Records for this task:
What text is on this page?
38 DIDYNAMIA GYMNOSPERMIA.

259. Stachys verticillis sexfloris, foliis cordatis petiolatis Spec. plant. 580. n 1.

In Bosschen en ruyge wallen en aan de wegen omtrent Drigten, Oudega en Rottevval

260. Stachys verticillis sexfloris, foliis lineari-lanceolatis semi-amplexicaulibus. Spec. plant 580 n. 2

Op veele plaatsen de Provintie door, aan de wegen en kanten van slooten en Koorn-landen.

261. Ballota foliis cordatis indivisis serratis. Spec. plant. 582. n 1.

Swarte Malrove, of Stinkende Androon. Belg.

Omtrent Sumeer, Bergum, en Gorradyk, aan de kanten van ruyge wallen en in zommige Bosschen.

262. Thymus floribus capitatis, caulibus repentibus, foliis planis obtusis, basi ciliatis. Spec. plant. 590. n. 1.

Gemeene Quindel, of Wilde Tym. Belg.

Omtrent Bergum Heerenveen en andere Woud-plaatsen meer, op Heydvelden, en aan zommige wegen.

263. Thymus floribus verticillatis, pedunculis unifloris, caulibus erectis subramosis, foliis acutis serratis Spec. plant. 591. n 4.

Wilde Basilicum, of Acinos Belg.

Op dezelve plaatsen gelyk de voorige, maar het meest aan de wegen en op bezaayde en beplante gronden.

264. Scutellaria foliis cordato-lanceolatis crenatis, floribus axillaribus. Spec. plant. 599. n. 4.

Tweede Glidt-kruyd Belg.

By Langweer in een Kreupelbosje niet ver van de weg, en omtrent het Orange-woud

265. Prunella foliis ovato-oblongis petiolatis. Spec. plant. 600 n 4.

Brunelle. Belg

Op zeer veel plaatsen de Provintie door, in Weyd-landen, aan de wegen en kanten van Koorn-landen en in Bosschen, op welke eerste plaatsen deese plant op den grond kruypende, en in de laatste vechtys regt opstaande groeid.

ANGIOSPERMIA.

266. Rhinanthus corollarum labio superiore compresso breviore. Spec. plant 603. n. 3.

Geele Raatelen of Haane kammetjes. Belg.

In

Task prompt: Reproduce the full set of records precisely.

Result of the task:
What text is on this page?
38 DIDYNAMIA GYMNOSPERMIA.

259. Stachys verticillis sexfloris, foliis cordatis petiolatis Spec. plant. 580. n 1.

In Bosschen en ruyge wallen en aan de wegen omtrent Drigten, Oudega en Rottevval

260. Stachys verticillis sexfloris, foliis lineari-lanceolatis semi-amplexicaulibus. Spec. plant 580 n. 2

Op veele plaatsen de Provintie door, aan de wegen en kanten van slooten en Koorn-landen.

261. Ballota foliis cordatis indivisis serratis. Spec. plant. 582. n 1.

Swarte Malrove, of Stinkende Androon. Belg.

Omtrent Sumeer, Bergum, en Gorradyk, aan de kanten van ruyge wallen en in zommige Bosschen.

262. Thymus floribus capitatis, caulibus repentibus, foliis planis obtusis, basi ciliatis. Spec. plant. 590. n. 1.

Gemeene Quindel, of Wilde Tym. Belg.

Omtrent Bergum Heerenveen en andere Woud-plaatsen meer, op Heydvelden, en aan zommige wegen.

263. Thymus floribus verticillatis, pedunculis unifloris, caulibus erectis subramosis, foliis acutis serratis Spec. plant. 591. n 4.

Wilde Basilicum, of Acinos Belg.

Op dezelve plaatsen gelyk de voorige, maar het meest aan de wegen en op bezaayde en beplante gronden.

264. Scutellaria foliis cordato-lanceolatis crenatis, floribus axillaribus. Spec. plant. 599. n. 4.

Tweede Glidt-kruyd Belg.

By Langweer in een Kreupelbosje niet ver van de weg, en omtrent het Orange-woud

265. Prunella foliis ovato-oblongis petiolatis. Spec. plant. 600 n 4.

Brunelle. Belg

Op zeer veel plaatsen de Provintie door, in Weyd-landen, aan de wegen en kanten van Koorn-landen en in Bosschen, op welke eerste plaatsen deese plant op den grond kruypende, en in de laatste vechtys regt opstaande groeid.

ANGIOSPERMIA.

266. Rhinanthus corollarum labio superiore compresso breviore. Spec. plant 603. n. 3.

Geele Raatelen of Haane kammetjes. Belg.

In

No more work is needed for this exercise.